В довершение «Танго» не дожило и до сорокового спектакля.
Следует ли вообще переделывать романы для сцены?
Поставленный в общей категорической форме, вопрос этот не может найти определенного ответа.
Вообще говоря, я решительный противник всяких идейных авторских прав. Всякий сюжет, всякий тип, всякое художественное произведение должны рассматриваться, на мой взгляд, как ценности общественные. Ни один маляр презренный не смеет пачкать Мадонну Рафаэля1, но варьировать ее, разрабатывать данный Рафаэлем мотив в новых полукопиях — всякий имеет право. Конечно, это открывает легкий путь для бездарных ремесленников, которые, распоров большое произведение, под тенью великого имени из лоскутков стараются создать свой крохотный и антихудожественный успех. Но если исходить из этого, то, пожалуй, следует вообще воспретить ставить пьесы, потому что писаки могут писать пьесы дрянные. Дело публики и ее вкуса разобрать, где имеет место талантливая вариация на талантливую тему, а где жалкая подделка и искажение.
Мы знаем, что очень многие писатели сами переделывают свои романы в пьесы. Знаем примеры таких переделок, как, скажем, «Война и мир» Сологуба2. В большинстве случаев переделки не имеют серьезного успеха. И это понятно. Для этого имеются прежде всего две причины. Роман по всему своему строю отличен от драмы: эпически повествовательный, переносящий нас в самые души действующих лиц, непосредственно раскрывающий нам мысли, рисующий нам пейзаж, каким он является сознанию героев, — роман обладает ресурсами, бесконечно более естественными и широкими, чем полная условностей, дающая лишь произнесенное слово, лишь законченное действие, театральная пьеса.
Освободиться от повествовательности, совершенно свободно транспонировать сюжет в новую атмосферу необычайно трудно. Какие-то клочки романа остаются висящими на вырванных из его атмосферы сценах, что и делает пьесу скорее рядом иллюстраций, чем действительно драмой.
Вторая причина неуспеха переделок, особенно гениальных и популярных романов, заключается в том, что фантазия каждого благоговейного читателя создает постепенно свой более или менее конкретный образ отдельных действующих лиц. Как бы ни талантливо создал тот или иной актер ту или иную фигуру — в первое время мы будем шокированы, потому что не узнаем в ней давно знакомый нам и родной образ.
Эта вторая трудность остается всегда. Задача актера ею затрудняется; но тем более славна его победа, если созданный им персонаж постепенно заставляет бледнеть фантом, живший в нашем воображении, и заменяет его собою. Мне кажется, никто, видевший Шаляпина в Дон Кихоте, не усомнится сказать, что Шаляпин именно воссоздал Дон Кихота, несмотря на столь ничтожное в данном случае сотрудничество авторов оперы.
Что же касается первой трудности, то талантливому драматургу достаточно понять ее, чтобы избегнуть.

◆ ПЕРЕЧЕНЬ:
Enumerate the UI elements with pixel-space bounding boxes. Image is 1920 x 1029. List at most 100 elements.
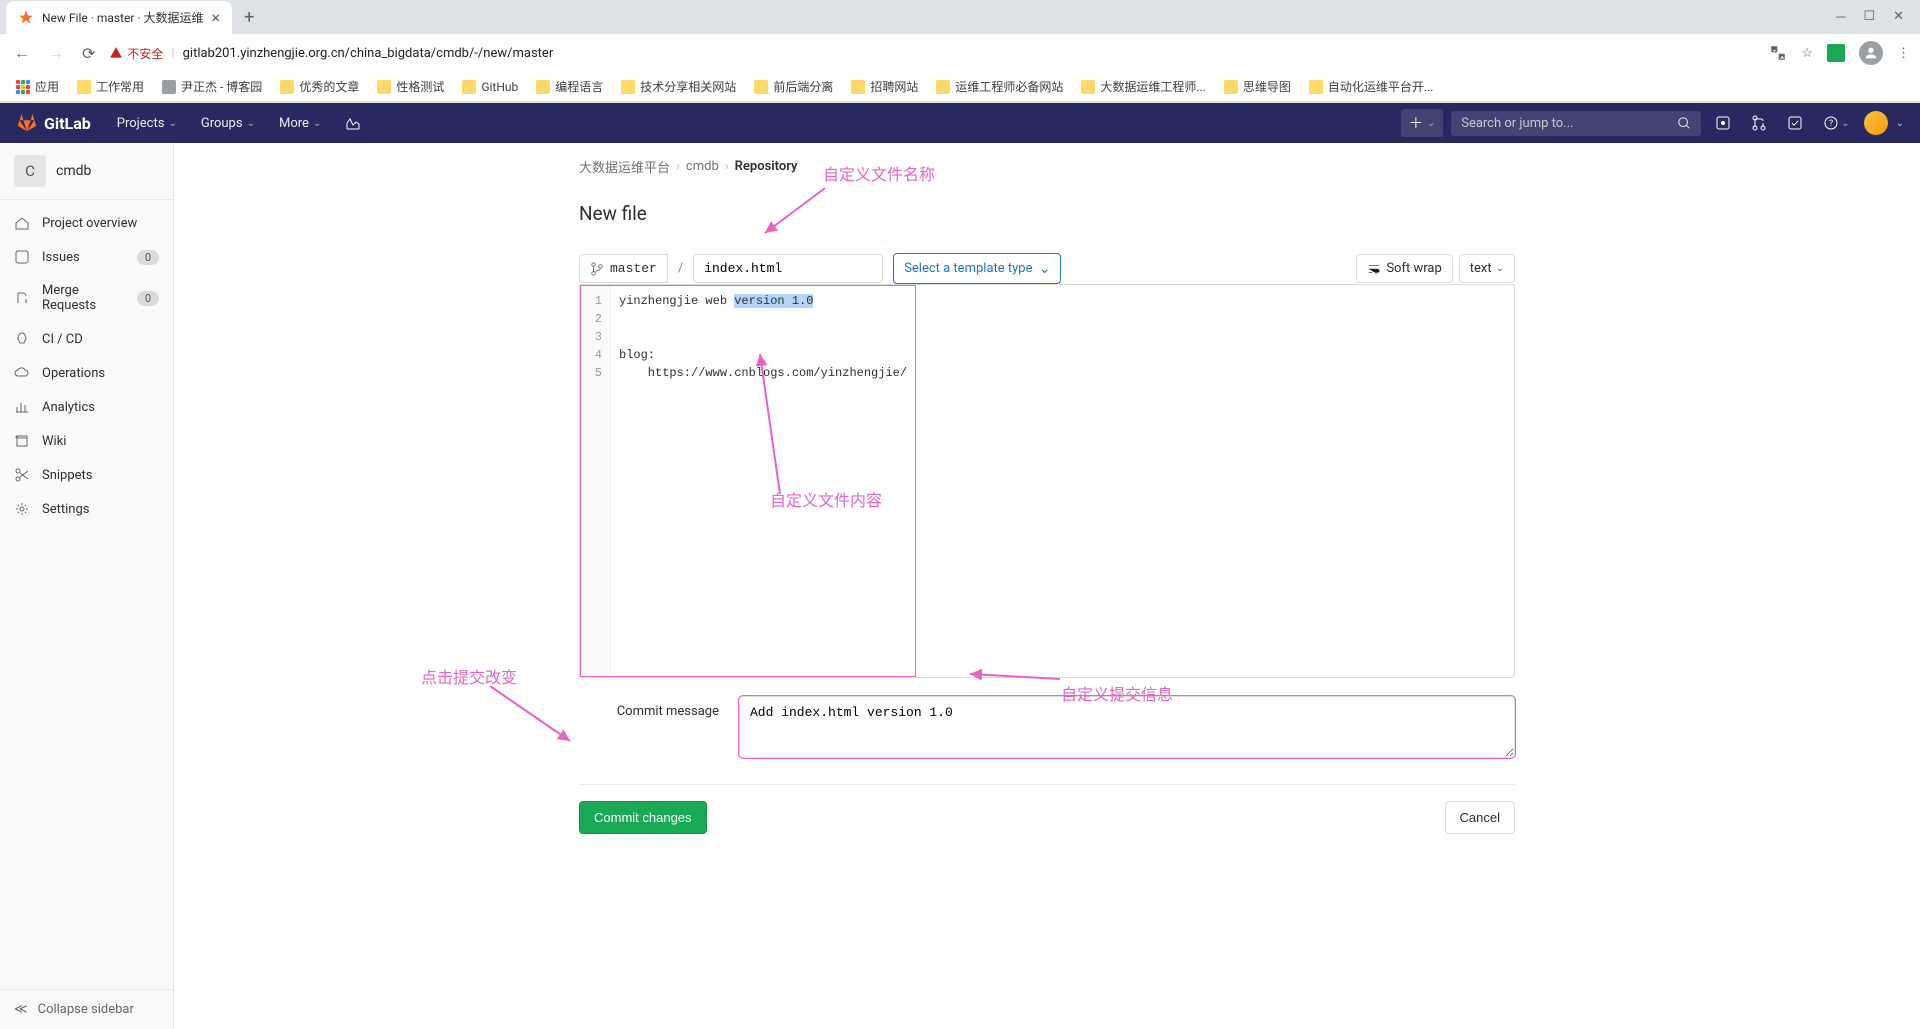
minimize-icon[interactable]: ─ — [1836, 9, 1845, 25]
sidebar-item-settings[interactable]: Settings — [0, 492, 173, 526]
folder-icon — [1309, 80, 1323, 94]
bookmark-item[interactable]: 思维导图 — [1218, 75, 1297, 98]
apps-grid-icon — [16, 80, 30, 94]
commit-message-input[interactable] — [739, 696, 1515, 758]
nav-projects[interactable]: Projects⌄ — [107, 110, 187, 137]
branch-icon — [590, 262, 604, 276]
cloud-icon — [14, 365, 30, 381]
reload-button[interactable]: ⟳ — [78, 40, 99, 67]
header-right: ＋⌄ Search or jump to... ?⌄ ⌄ — [1401, 109, 1904, 137]
nav-more[interactable]: More⌄ — [269, 110, 331, 137]
sidebar-item-analytics[interactable]: Analytics — [0, 390, 173, 424]
wrap-icon — [1367, 262, 1381, 276]
folder-icon — [377, 80, 391, 94]
editor-content[interactable]: yinzhengjie web version 1.0 blog: https:… — [611, 286, 915, 676]
sidebar-item-operations[interactable]: Operations — [0, 356, 173, 390]
breadcrumb-project[interactable]: cmdb — [686, 159, 719, 174]
softwrap-button[interactable]: Soft wrap — [1356, 254, 1452, 283]
nav-activity-icon[interactable] — [335, 109, 371, 137]
gear-icon — [14, 501, 30, 517]
sidebar-item-wiki[interactable]: Wiki — [0, 424, 173, 458]
sidebar-item-merge-requests[interactable]: Merge Requests0 — [0, 274, 173, 322]
star-icon[interactable]: ☆ — [1801, 46, 1813, 61]
issues-icon[interactable] — [1709, 109, 1737, 137]
template-select[interactable]: Select a template type — [893, 253, 1061, 284]
merge-requests-icon[interactable] — [1745, 109, 1773, 137]
folder-icon — [1081, 80, 1095, 94]
extension-icon[interactable] — [1827, 44, 1845, 62]
badge: 0 — [137, 291, 159, 306]
gitlab-logo[interactable]: GitLab — [16, 112, 91, 134]
browser-tab[interactable]: New File · master · 大数据运维 × — [6, 1, 232, 34]
sidebar-project-header[interactable]: C cmdb — [0, 143, 173, 200]
path-separator: / — [668, 261, 693, 276]
breadcrumb-group[interactable]: 大数据运维平台 — [579, 157, 670, 176]
tab-bar: New File · master · 大数据运维 × + ─ ☐ ✕ — [0, 0, 1920, 34]
browser-chrome: New File · master · 大数据运维 × + ─ ☐ ✕ ← → … — [0, 0, 1920, 103]
profile-icon[interactable] — [1859, 41, 1883, 65]
bookmark-item[interactable]: 优秀的文章 — [274, 75, 365, 98]
new-tab-button[interactable]: + — [244, 7, 254, 28]
sidebar: C cmdb Project overview Issues0 Merge Re… — [0, 143, 174, 1029]
header-nav: Projects⌄ Groups⌄ More⌄ — [107, 109, 372, 137]
chart-icon — [14, 399, 30, 415]
bookmark-item[interactable]: 编程语言 — [530, 75, 609, 98]
filename-input[interactable] — [693, 254, 883, 283]
help-icon[interactable]: ?⌄ — [1817, 109, 1855, 137]
annotation-highlight-box: 12345 yinzhengjie web version 1.0 blog: … — [580, 285, 916, 677]
sidebar-item-cicd[interactable]: CI / CD — [0, 322, 173, 356]
forward-button: → — [44, 39, 68, 67]
translate-icon[interactable] — [1769, 44, 1787, 62]
folder-icon — [462, 80, 476, 94]
apps-button[interactable]: 应用 — [10, 75, 65, 98]
sidebar-item-issues[interactable]: Issues0 — [0, 240, 173, 274]
tab-title: New File · master · 大数据运维 — [42, 9, 204, 26]
code-editor[interactable]: 12345 yinzhengjie web version 1.0 blog: … — [579, 284, 1515, 678]
security-warning[interactable]: 不安全 — [109, 45, 163, 62]
bookmark-item[interactable]: 技术分享相关网站 — [615, 75, 742, 98]
commit-actions: Commit changes Cancel — [579, 785, 1515, 834]
window-controls: ─ ☐ ✕ — [1836, 9, 1920, 25]
nav-groups[interactable]: Groups⌄ — [191, 110, 265, 137]
branch-selector[interactable]: master — [579, 254, 668, 283]
bookmark-item[interactable]: 前后端分离 — [748, 75, 839, 98]
maximize-icon[interactable]: ☐ — [1863, 9, 1875, 25]
nav-right: ☆ ⋮ — [1769, 41, 1910, 65]
gitlab-icon — [16, 112, 38, 134]
bookmark-item[interactable]: 运维工程师必备网站 — [930, 75, 1069, 98]
bookmark-item[interactable]: 性格测试 — [371, 75, 450, 98]
main-content: 大数据运维平台 › cmdb › Repository New file 自定义… — [174, 143, 1920, 1029]
line-gutter: 12345 — [581, 286, 611, 676]
book-icon — [14, 433, 30, 449]
cancel-button[interactable]: Cancel — [1445, 801, 1515, 834]
bookmark-item[interactable]: 工作常用 — [71, 75, 150, 98]
commit-section: Commit message — [579, 678, 1515, 785]
sidebar-item-overview[interactable]: Project overview — [0, 206, 173, 240]
issues-icon — [14, 249, 30, 265]
bookmark-item[interactable]: GitHub — [456, 77, 524, 97]
commit-changes-button[interactable]: Commit changes — [579, 801, 707, 834]
back-button[interactable]: ← — [10, 39, 34, 67]
bookmark-item[interactable]: 尹正杰 - 博客园 — [156, 75, 268, 98]
search-input[interactable]: Search or jump to... — [1451, 111, 1701, 136]
avatar[interactable] — [1864, 111, 1888, 135]
file-controls: master / Select a template type Soft wra… — [579, 253, 1515, 284]
menu-icon[interactable]: ⋮ — [1897, 46, 1910, 61]
sidebar-item-snippets[interactable]: Snippets — [0, 458, 173, 492]
folder-icon — [936, 80, 950, 94]
bookmark-item[interactable]: 自动化运维平台开... — [1303, 75, 1440, 98]
todos-icon[interactable] — [1781, 109, 1809, 137]
syntax-select[interactable]: text⌄ — [1459, 254, 1515, 283]
new-dropdown[interactable]: ＋⌄ — [1401, 109, 1443, 137]
bookmark-item[interactable]: 招聘网站 — [845, 75, 924, 98]
collapse-sidebar[interactable]: ≪ Collapse sidebar — [0, 989, 173, 1029]
close-icon[interactable]: × — [212, 8, 221, 27]
url-bar[interactable]: 不安全 | gitlab201.yinzhengjie.org.cn/china… — [109, 45, 1759, 62]
breadcrumb-current: Repository — [735, 159, 798, 174]
close-window-icon[interactable]: ✕ — [1893, 9, 1904, 25]
folder-icon — [77, 80, 91, 94]
rocket-icon — [14, 331, 30, 347]
home-icon — [14, 215, 30, 231]
bookmark-item[interactable]: 大数据运维工程师... — [1075, 75, 1212, 98]
page-title: New file — [579, 202, 1515, 225]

◆ ЗАДАНИЕ: Повторите дословно отрывок из текста о переделке романов для сцены: от слов «Вторая причина неуспеха» до слов «сотрудничество авторов оперы.» включительно. Материал для работы не понадобится.

◆ ПИСЬМЕННЫЙ ОТВЕТ:
Вторая причина неуспеха переделок, особенно гениальных и популярных романов, заключается в том, что фантазия каждого благоговейного читателя создает постепенно свой более или менее конкретный образ отдельных действующих лиц. Как бы ни талантливо создал тот или иной актер ту или иную фигуру — в первое время мы будем шокированы, потому что не узнаем в ней давно знакомый нам и родной образ.
Эта вторая трудность остается всегда. Задача актера ею затрудняется; но тем более славна его победа, если созданный им персонаж постепенно заставляет бледнеть фантом, живший в нашем воображении, и заменяет его собою. Мне кажется, никто, видевший Шаляпина в Дон Кихоте, не усомнится сказать, что Шаляпин именно воссоздал Дон Кихота, несмотря на столь ничтожное в данном случае сотрудничество авторов оперы.